**Exercise description**
In the data below, find every line that has the string "工业生产还在修复过程中", and copy it.

Excerpt from a dataset:

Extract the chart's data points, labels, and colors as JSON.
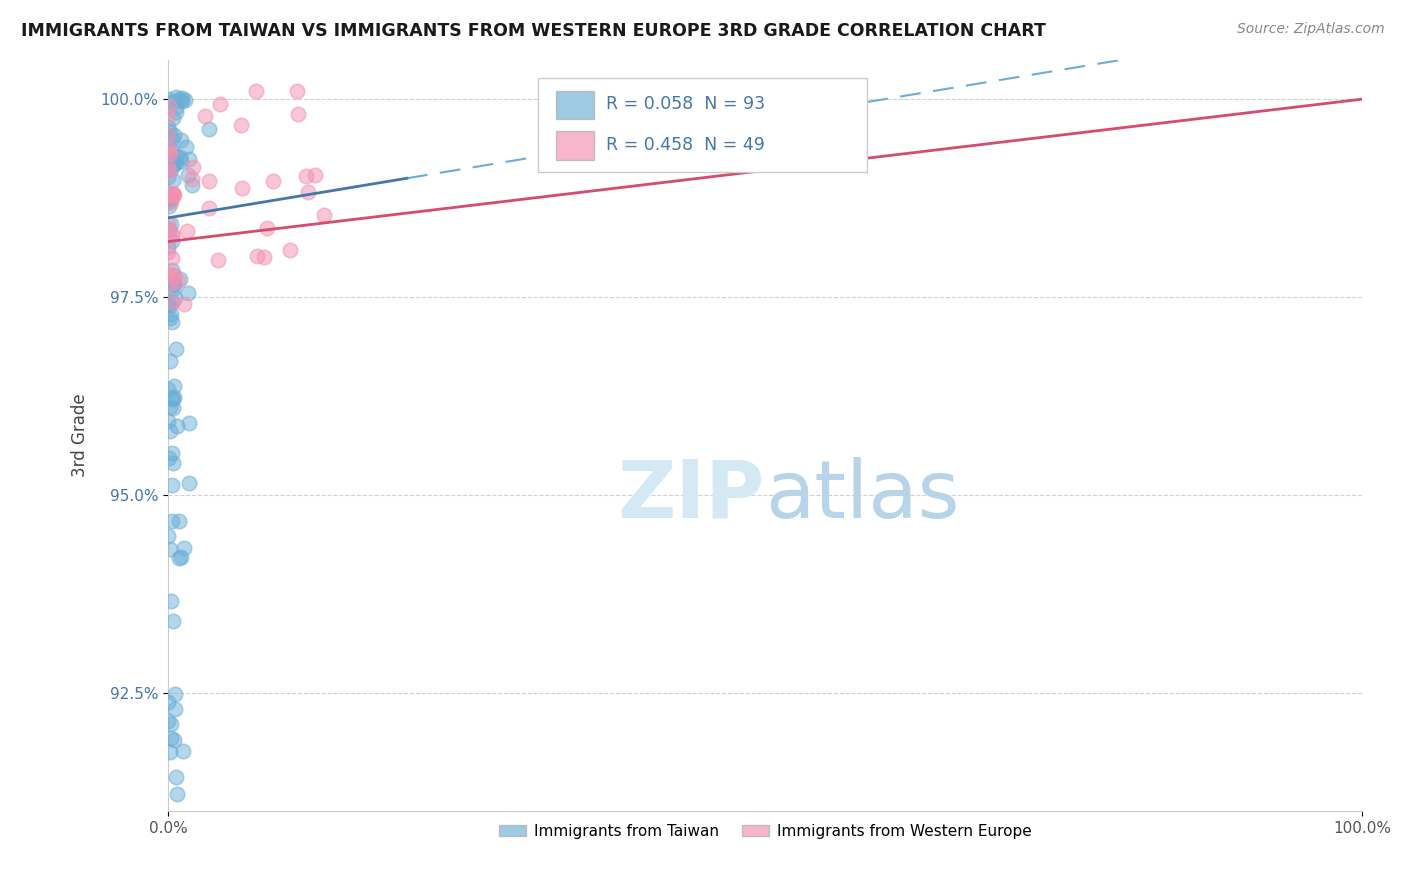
{
  "title": "IMMIGRANTS FROM TAIWAN VS IMMIGRANTS FROM WESTERN EUROPE 3RD GRADE CORRELATION CHART",
  "source_text": "Source: ZipAtlas.com",
  "ylabel": "3rd Grade",
  "xlim": [
    0.0,
    1.0
  ],
  "ylim": [
    0.91,
    1.005
  ],
  "x_tick_labels": [
    "0.0%",
    "100.0%"
  ],
  "x_tick_positions": [
    0.0,
    1.0
  ],
  "y_tick_labels": [
    "92.5%",
    "95.0%",
    "97.5%",
    "100.0%"
  ],
  "y_tick_values": [
    0.925,
    0.95,
    0.975,
    1.0
  ],
  "blue_color": "#6aaed6",
  "pink_color": "#f48fb1",
  "blue_line_color": "#4477aa",
  "pink_line_color": "#d64c6f",
  "tick_color": "#4477aa",
  "background_color": "#ffffff",
  "grid_color": "#cccccc",
  "watermark_color": "#d5e9f5",
  "legend_label_blue": "R = 0.058  N = 93",
  "legend_label_pink": "R = 0.458  N = 49",
  "bottom_legend_blue": "Immigrants from Taiwan",
  "bottom_legend_pink": "Immigrants from Western Europe"
}
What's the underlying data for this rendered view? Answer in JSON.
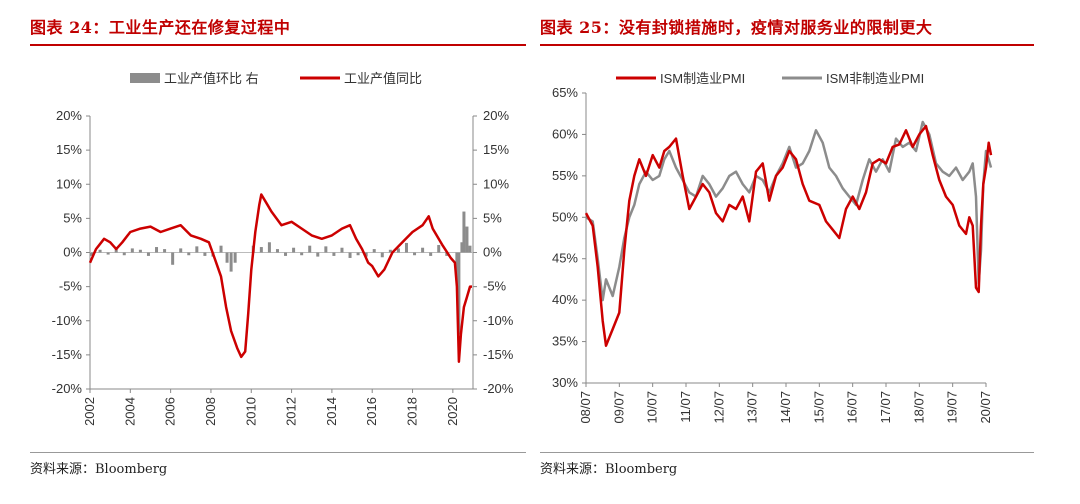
{
  "left_panel": {
    "title": "图表 24：工业生产还在修复过程中",
    "source": "资料来源：Bloomberg"
  },
  "right_panel": {
    "title": "图表 25：没有封锁措施时，疫情对服务业的限制更大",
    "source": "资料来源：Bloomberg"
  },
  "colors": {
    "red": "#cc0000",
    "gray": "#8c8c8c",
    "title": "#c00000"
  },
  "chart_data": [
    {
      "type": "line+bar",
      "title": "工业生产还在修复过程中",
      "x_ticks": [
        "2002",
        "2004",
        "2006",
        "2008",
        "2010",
        "2012",
        "2014",
        "2016",
        "2018",
        "2020"
      ],
      "x_range": [
        2002,
        2021
      ],
      "y_left": {
        "ticks": [
          "20%",
          "15%",
          "10%",
          "5%",
          "0%",
          "-5%",
          "-10%",
          "-15%",
          "-20%"
        ],
        "range": [
          -20,
          20
        ]
      },
      "y_right": {
        "ticks": [
          "20%",
          "15%",
          "10%",
          "5%",
          "0%",
          "-5%",
          "-10%",
          "-15%",
          "-20%"
        ],
        "range": [
          -20,
          20
        ]
      },
      "legend": [
        "工业产值环比 右",
        "工业产值同比"
      ],
      "series": [
        {
          "name": "工业产值同比",
          "kind": "line",
          "axis": "left",
          "points": [
            [
              2002.0,
              -1.5
            ],
            [
              2002.3,
              0.5
            ],
            [
              2002.7,
              2.0
            ],
            [
              2003.0,
              1.5
            ],
            [
              2003.3,
              0.5
            ],
            [
              2003.6,
              1.5
            ],
            [
              2004.0,
              3.0
            ],
            [
              2004.5,
              3.5
            ],
            [
              2005.0,
              3.8
            ],
            [
              2005.5,
              3.0
            ],
            [
              2006.0,
              3.5
            ],
            [
              2006.5,
              4.0
            ],
            [
              2007.0,
              2.5
            ],
            [
              2007.5,
              2.0
            ],
            [
              2007.9,
              1.5
            ],
            [
              2008.2,
              -1.0
            ],
            [
              2008.5,
              -3.5
            ],
            [
              2008.75,
              -8.0
            ],
            [
              2009.0,
              -11.5
            ],
            [
              2009.3,
              -14.0
            ],
            [
              2009.5,
              -15.3
            ],
            [
              2009.7,
              -14.5
            ],
            [
              2009.85,
              -9.0
            ],
            [
              2010.0,
              -2.5
            ],
            [
              2010.2,
              3.0
            ],
            [
              2010.4,
              7.0
            ],
            [
              2010.5,
              8.5
            ],
            [
              2010.8,
              7.0
            ],
            [
              2011.0,
              6.0
            ],
            [
              2011.5,
              4.0
            ],
            [
              2012.0,
              4.5
            ],
            [
              2012.5,
              3.5
            ],
            [
              2013.0,
              2.5
            ],
            [
              2013.5,
              2.0
            ],
            [
              2014.0,
              2.5
            ],
            [
              2014.5,
              3.5
            ],
            [
              2014.9,
              4.0
            ],
            [
              2015.2,
              2.0
            ],
            [
              2015.5,
              0.5
            ],
            [
              2015.8,
              -1.5
            ],
            [
              2016.0,
              -2.0
            ],
            [
              2016.3,
              -3.5
            ],
            [
              2016.6,
              -2.5
            ],
            [
              2017.0,
              0.0
            ],
            [
              2017.5,
              1.5
            ],
            [
              2018.0,
              3.0
            ],
            [
              2018.5,
              4.0
            ],
            [
              2018.8,
              5.3
            ],
            [
              2019.0,
              3.5
            ],
            [
              2019.5,
              1.0
            ],
            [
              2019.9,
              -0.8
            ],
            [
              2020.1,
              -1.5
            ],
            [
              2020.2,
              -5.0
            ],
            [
              2020.3,
              -16.0
            ],
            [
              2020.4,
              -12.0
            ],
            [
              2020.55,
              -8.0
            ],
            [
              2020.7,
              -6.5
            ],
            [
              2020.85,
              -5.0
            ],
            [
              2020.95,
              -5.0
            ]
          ]
        },
        {
          "name": "工业产值环比 右",
          "kind": "bar",
          "axis": "right",
          "points": [
            [
              2002.1,
              -0.5
            ],
            [
              2002.5,
              0.4
            ],
            [
              2002.9,
              -0.3
            ],
            [
              2003.3,
              0.5
            ],
            [
              2003.7,
              -0.4
            ],
            [
              2004.1,
              0.6
            ],
            [
              2004.5,
              0.4
            ],
            [
              2004.9,
              -0.5
            ],
            [
              2005.3,
              0.8
            ],
            [
              2005.7,
              0.5
            ],
            [
              2006.1,
              -1.8
            ],
            [
              2006.5,
              0.6
            ],
            [
              2006.9,
              -0.4
            ],
            [
              2007.3,
              0.9
            ],
            [
              2007.7,
              -0.5
            ],
            [
              2008.1,
              -0.6
            ],
            [
              2008.5,
              1.0
            ],
            [
              2008.8,
              -1.5
            ],
            [
              2009.0,
              -2.8
            ],
            [
              2009.2,
              -1.5
            ],
            [
              2010.1,
              1.0
            ],
            [
              2010.5,
              0.8
            ],
            [
              2010.9,
              1.5
            ],
            [
              2011.3,
              0.5
            ],
            [
              2011.7,
              -0.5
            ],
            [
              2012.1,
              0.7
            ],
            [
              2012.5,
              -0.4
            ],
            [
              2012.9,
              1.0
            ],
            [
              2013.3,
              -0.6
            ],
            [
              2013.7,
              0.9
            ],
            [
              2014.1,
              -0.5
            ],
            [
              2014.5,
              0.7
            ],
            [
              2014.9,
              -0.8
            ],
            [
              2015.3,
              -0.4
            ],
            [
              2015.7,
              -0.6
            ],
            [
              2016.1,
              0.5
            ],
            [
              2016.5,
              -0.7
            ],
            [
              2016.9,
              0.4
            ],
            [
              2017.3,
              0.6
            ],
            [
              2017.7,
              1.4
            ],
            [
              2018.1,
              -0.4
            ],
            [
              2018.5,
              0.7
            ],
            [
              2018.9,
              -0.5
            ],
            [
              2019.3,
              1.1
            ],
            [
              2019.7,
              -0.5
            ],
            [
              2020.2,
              -4.0
            ],
            [
              2020.3,
              -12.0
            ],
            [
              2020.45,
              1.5
            ],
            [
              2020.55,
              6.0
            ],
            [
              2020.7,
              3.8
            ],
            [
              2020.85,
              1.0
            ]
          ]
        }
      ]
    },
    {
      "type": "line",
      "title": "没有封锁措施时，疫情对服务业的限制更大",
      "x_ticks": [
        "08/07",
        "09/07",
        "10/07",
        "11/07",
        "12/07",
        "13/07",
        "14/07",
        "15/07",
        "16/07",
        "17/07",
        "18/07",
        "19/07",
        "20/07"
      ],
      "x_range": [
        2008.5,
        2020.5
      ],
      "y": {
        "ticks": [
          "65%",
          "60%",
          "55%",
          "50%",
          "45%",
          "40%",
          "35%",
          "30%"
        ],
        "range": [
          30,
          65
        ]
      },
      "legend": [
        "ISM制造业PMI",
        "ISM非制造业PMI"
      ],
      "series": [
        {
          "name": "ISM制造业PMI",
          "color": "red",
          "points": [
            [
              2008.5,
              50.5
            ],
            [
              2008.7,
              49.0
            ],
            [
              2008.85,
              44.0
            ],
            [
              2009.0,
              37.5
            ],
            [
              2009.1,
              34.5
            ],
            [
              2009.3,
              36.5
            ],
            [
              2009.5,
              38.5
            ],
            [
              2009.65,
              46.0
            ],
            [
              2009.8,
              52.0
            ],
            [
              2009.95,
              55.0
            ],
            [
              2010.1,
              57.0
            ],
            [
              2010.3,
              55.0
            ],
            [
              2010.5,
              57.5
            ],
            [
              2010.7,
              56.0
            ],
            [
              2010.85,
              58.0
            ],
            [
              2011.0,
              58.5
            ],
            [
              2011.2,
              59.5
            ],
            [
              2011.4,
              55.0
            ],
            [
              2011.6,
              51.0
            ],
            [
              2011.8,
              52.5
            ],
            [
              2012.0,
              54.0
            ],
            [
              2012.2,
              53.0
            ],
            [
              2012.4,
              50.5
            ],
            [
              2012.6,
              49.5
            ],
            [
              2012.8,
              51.5
            ],
            [
              2013.0,
              51.0
            ],
            [
              2013.2,
              52.5
            ],
            [
              2013.4,
              49.5
            ],
            [
              2013.6,
              55.5
            ],
            [
              2013.8,
              56.5
            ],
            [
              2014.0,
              52.0
            ],
            [
              2014.2,
              55.0
            ],
            [
              2014.4,
              56.0
            ],
            [
              2014.6,
              58.0
            ],
            [
              2014.8,
              57.0
            ],
            [
              2015.0,
              54.0
            ],
            [
              2015.2,
              52.0
            ],
            [
              2015.5,
              51.5
            ],
            [
              2015.7,
              49.5
            ],
            [
              2015.9,
              48.5
            ],
            [
              2016.1,
              47.5
            ],
            [
              2016.3,
              51.0
            ],
            [
              2016.5,
              52.5
            ],
            [
              2016.7,
              51.0
            ],
            [
              2016.9,
              53.0
            ],
            [
              2017.1,
              56.5
            ],
            [
              2017.3,
              57.0
            ],
            [
              2017.5,
              56.5
            ],
            [
              2017.7,
              58.5
            ],
            [
              2017.9,
              58.8
            ],
            [
              2018.1,
              60.5
            ],
            [
              2018.3,
              58.5
            ],
            [
              2018.5,
              60.0
            ],
            [
              2018.7,
              61.0
            ],
            [
              2018.9,
              57.5
            ],
            [
              2019.1,
              54.5
            ],
            [
              2019.3,
              52.5
            ],
            [
              2019.5,
              51.5
            ],
            [
              2019.7,
              49.0
            ],
            [
              2019.9,
              48.0
            ],
            [
              2020.0,
              50.0
            ],
            [
              2020.1,
              49.0
            ],
            [
              2020.2,
              41.5
            ],
            [
              2020.28,
              41.0
            ],
            [
              2020.35,
              49.0
            ],
            [
              2020.42,
              54.0
            ],
            [
              2020.5,
              56.0
            ],
            [
              2020.58,
              59.0
            ],
            [
              2020.65,
              57.5
            ]
          ]
        },
        {
          "name": "ISM非制造业PMI",
          "color": "gray",
          "points": [
            [
              2008.5,
              50.0
            ],
            [
              2008.7,
              49.5
            ],
            [
              2008.85,
              45.0
            ],
            [
              2009.0,
              40.0
            ],
            [
              2009.1,
              42.5
            ],
            [
              2009.3,
              40.5
            ],
            [
              2009.5,
              44.0
            ],
            [
              2009.65,
              47.5
            ],
            [
              2009.8,
              50.0
            ],
            [
              2009.95,
              51.5
            ],
            [
              2010.1,
              54.0
            ],
            [
              2010.3,
              55.5
            ],
            [
              2010.5,
              54.5
            ],
            [
              2010.7,
              55.0
            ],
            [
              2010.85,
              57.0
            ],
            [
              2011.0,
              58.0
            ],
            [
              2011.2,
              56.0
            ],
            [
              2011.4,
              54.5
            ],
            [
              2011.6,
              53.0
            ],
            [
              2011.8,
              52.5
            ],
            [
              2012.0,
              55.0
            ],
            [
              2012.2,
              54.0
            ],
            [
              2012.4,
              52.5
            ],
            [
              2012.6,
              53.5
            ],
            [
              2012.8,
              55.0
            ],
            [
              2013.0,
              55.5
            ],
            [
              2013.2,
              54.0
            ],
            [
              2013.4,
              53.0
            ],
            [
              2013.6,
              55.0
            ],
            [
              2013.8,
              54.5
            ],
            [
              2014.0,
              53.0
            ],
            [
              2014.2,
              55.0
            ],
            [
              2014.4,
              56.5
            ],
            [
              2014.6,
              58.5
            ],
            [
              2014.8,
              56.0
            ],
            [
              2015.0,
              56.5
            ],
            [
              2015.2,
              58.0
            ],
            [
              2015.4,
              60.5
            ],
            [
              2015.6,
              59.0
            ],
            [
              2015.8,
              56.0
            ],
            [
              2016.0,
              55.0
            ],
            [
              2016.2,
              53.5
            ],
            [
              2016.4,
              52.5
            ],
            [
              2016.6,
              51.5
            ],
            [
              2016.8,
              54.5
            ],
            [
              2017.0,
              57.0
            ],
            [
              2017.2,
              55.5
            ],
            [
              2017.4,
              57.0
            ],
            [
              2017.6,
              55.5
            ],
            [
              2017.8,
              59.5
            ],
            [
              2018.0,
              58.5
            ],
            [
              2018.2,
              59.0
            ],
            [
              2018.4,
              58.0
            ],
            [
              2018.6,
              61.5
            ],
            [
              2018.8,
              60.0
            ],
            [
              2019.0,
              56.5
            ],
            [
              2019.2,
              55.5
            ],
            [
              2019.4,
              55.0
            ],
            [
              2019.6,
              56.0
            ],
            [
              2019.8,
              54.5
            ],
            [
              2020.0,
              55.5
            ],
            [
              2020.1,
              56.5
            ],
            [
              2020.2,
              52.5
            ],
            [
              2020.28,
              42.0
            ],
            [
              2020.35,
              46.0
            ],
            [
              2020.42,
              54.0
            ],
            [
              2020.5,
              58.0
            ],
            [
              2020.58,
              57.0
            ],
            [
              2020.65,
              56.0
            ]
          ]
        }
      ]
    }
  ]
}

**Worked answer**
    "title": "图表 24：工业生产还在修复过程中",
      "title": "工业生产还在修复过程中",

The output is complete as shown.